◆ **Given instruction**
Reproduce verbatim the data from the line with "Decompose this screenshot" up to and including the line with "done-button[interactable]: Klaar <box>61", omitting the pictures.

◆ **Provided data**
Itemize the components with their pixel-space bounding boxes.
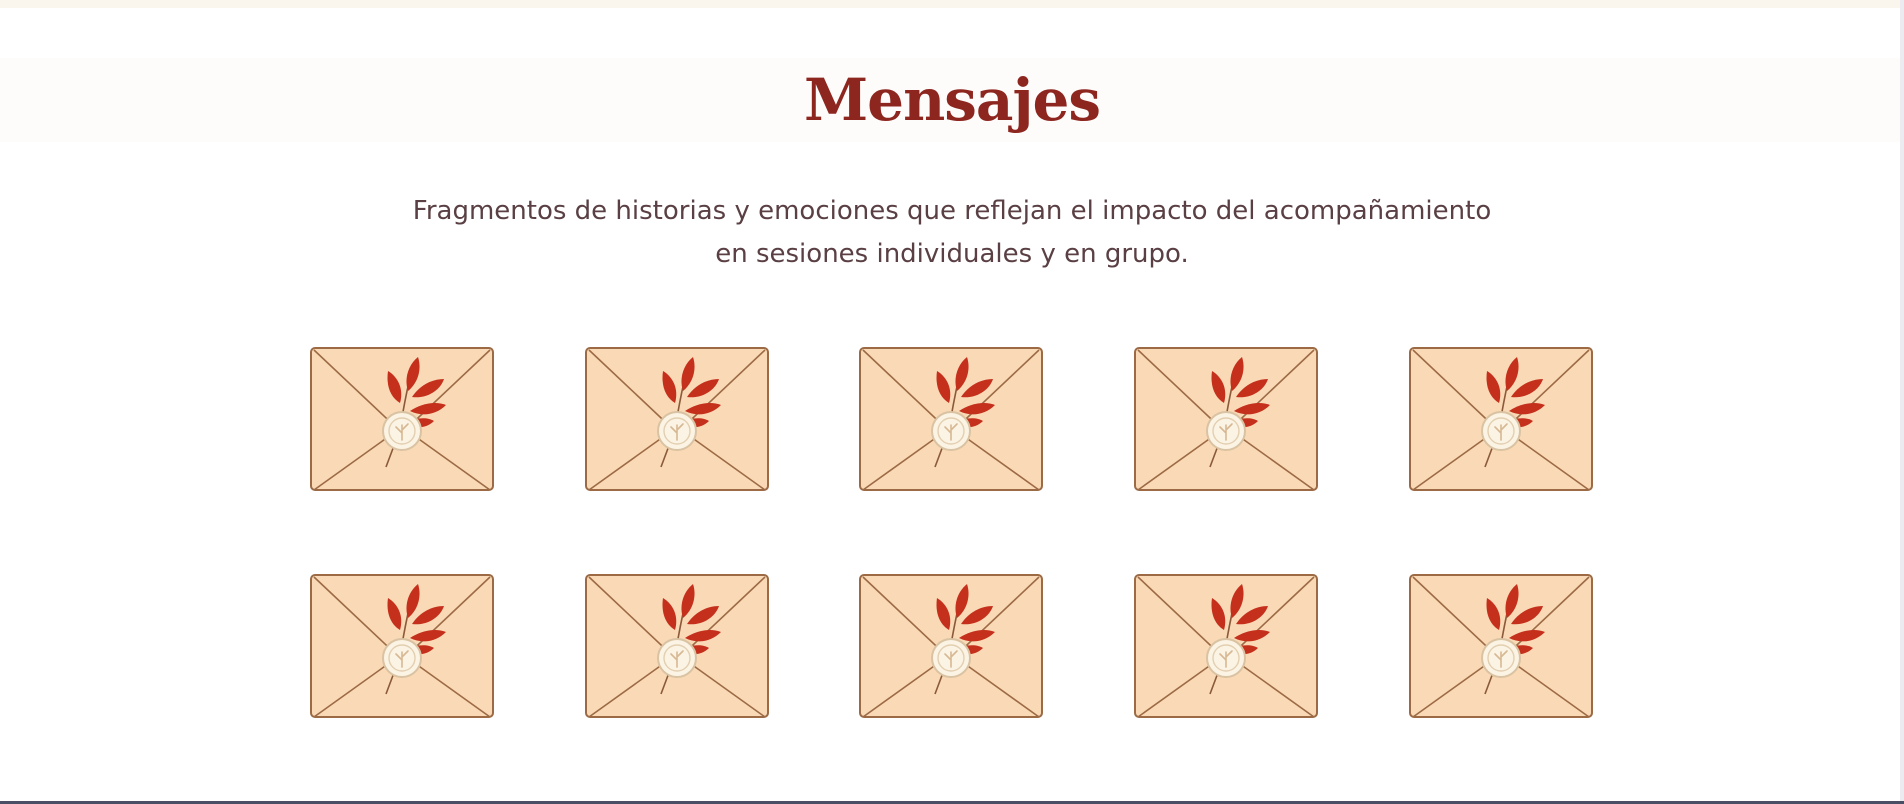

--

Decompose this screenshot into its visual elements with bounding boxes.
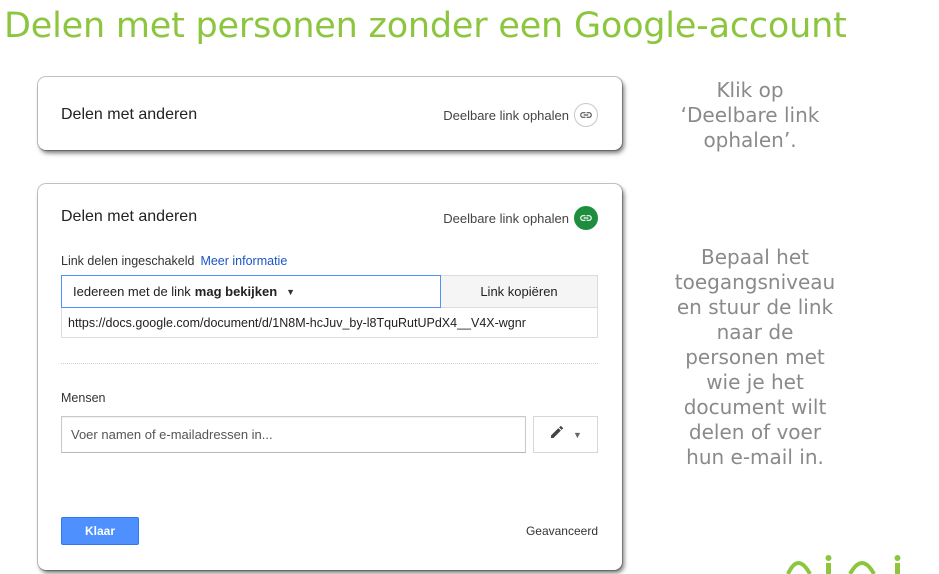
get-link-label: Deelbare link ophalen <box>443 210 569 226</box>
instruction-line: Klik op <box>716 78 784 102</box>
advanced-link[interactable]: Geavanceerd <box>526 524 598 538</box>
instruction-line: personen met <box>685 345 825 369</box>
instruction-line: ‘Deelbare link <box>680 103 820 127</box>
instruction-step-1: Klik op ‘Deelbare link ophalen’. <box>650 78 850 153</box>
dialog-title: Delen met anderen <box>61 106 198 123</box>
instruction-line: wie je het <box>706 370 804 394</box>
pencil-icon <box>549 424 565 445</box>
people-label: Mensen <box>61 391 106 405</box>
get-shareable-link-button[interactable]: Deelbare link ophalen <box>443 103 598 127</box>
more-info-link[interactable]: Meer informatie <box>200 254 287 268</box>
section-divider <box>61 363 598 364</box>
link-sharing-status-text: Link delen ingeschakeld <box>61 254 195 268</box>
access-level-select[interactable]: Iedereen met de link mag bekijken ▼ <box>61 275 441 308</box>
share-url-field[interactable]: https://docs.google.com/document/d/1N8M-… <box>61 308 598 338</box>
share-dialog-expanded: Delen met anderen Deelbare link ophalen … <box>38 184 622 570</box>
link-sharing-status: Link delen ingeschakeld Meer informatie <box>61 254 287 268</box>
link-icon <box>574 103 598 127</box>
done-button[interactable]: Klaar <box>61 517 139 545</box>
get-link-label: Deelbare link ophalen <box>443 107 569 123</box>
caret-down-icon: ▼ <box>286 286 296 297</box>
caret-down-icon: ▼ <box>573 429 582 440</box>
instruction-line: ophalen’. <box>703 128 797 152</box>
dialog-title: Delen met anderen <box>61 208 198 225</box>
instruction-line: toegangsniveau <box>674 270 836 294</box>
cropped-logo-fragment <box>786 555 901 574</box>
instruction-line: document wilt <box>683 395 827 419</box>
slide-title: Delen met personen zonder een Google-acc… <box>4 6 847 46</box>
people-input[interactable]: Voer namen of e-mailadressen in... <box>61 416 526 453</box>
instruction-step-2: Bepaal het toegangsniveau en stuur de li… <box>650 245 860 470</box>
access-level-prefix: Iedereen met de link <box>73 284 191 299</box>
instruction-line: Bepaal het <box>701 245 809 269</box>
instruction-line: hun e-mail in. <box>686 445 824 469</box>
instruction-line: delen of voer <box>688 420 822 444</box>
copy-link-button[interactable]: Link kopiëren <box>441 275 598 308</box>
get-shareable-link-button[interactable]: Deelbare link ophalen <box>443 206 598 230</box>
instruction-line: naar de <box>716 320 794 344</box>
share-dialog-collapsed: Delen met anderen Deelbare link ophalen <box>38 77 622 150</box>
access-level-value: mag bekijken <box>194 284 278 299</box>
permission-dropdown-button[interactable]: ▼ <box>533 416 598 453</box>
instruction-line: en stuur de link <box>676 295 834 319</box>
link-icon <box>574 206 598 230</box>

◆ **Result for this task**
Decompose this screenshot into its visual elements with bounding boxes.
get-link-label: Deelbare link ophalen <box>443 210 569 226</box>
instruction-line: Klik op <box>716 78 784 102</box>
advanced-link[interactable]: Geavanceerd <box>526 524 598 538</box>
instruction-line: personen met <box>685 345 825 369</box>
instruction-line: ‘Deelbare link <box>680 103 820 127</box>
instruction-step-1: Klik op ‘Deelbare link ophalen’. <box>650 78 850 153</box>
dialog-title: Delen met anderen <box>61 106 198 123</box>
instruction-line: wie je het <box>706 370 804 394</box>
pencil-icon <box>549 424 565 445</box>
people-label: Mensen <box>61 391 106 405</box>
get-shareable-link-button[interactable]: Deelbare link ophalen <box>443 103 598 127</box>
more-info-link[interactable]: Meer informatie <box>200 254 287 268</box>
section-divider <box>61 363 598 364</box>
link-sharing-status-text: Link delen ingeschakeld <box>61 254 195 268</box>
access-level-select[interactable]: Iedereen met de link mag bekijken ▼ <box>61 275 441 308</box>
share-url-field[interactable]: https://docs.google.com/document/d/1N8M-… <box>61 308 598 338</box>
share-dialog-expanded: Delen met anderen Deelbare link ophalen … <box>38 184 622 570</box>
link-sharing-status: Link delen ingeschakeld Meer informatie <box>61 254 287 268</box>
link-icon <box>574 103 598 127</box>
done-button[interactable]: Klaar <box>61 517 139 545</box>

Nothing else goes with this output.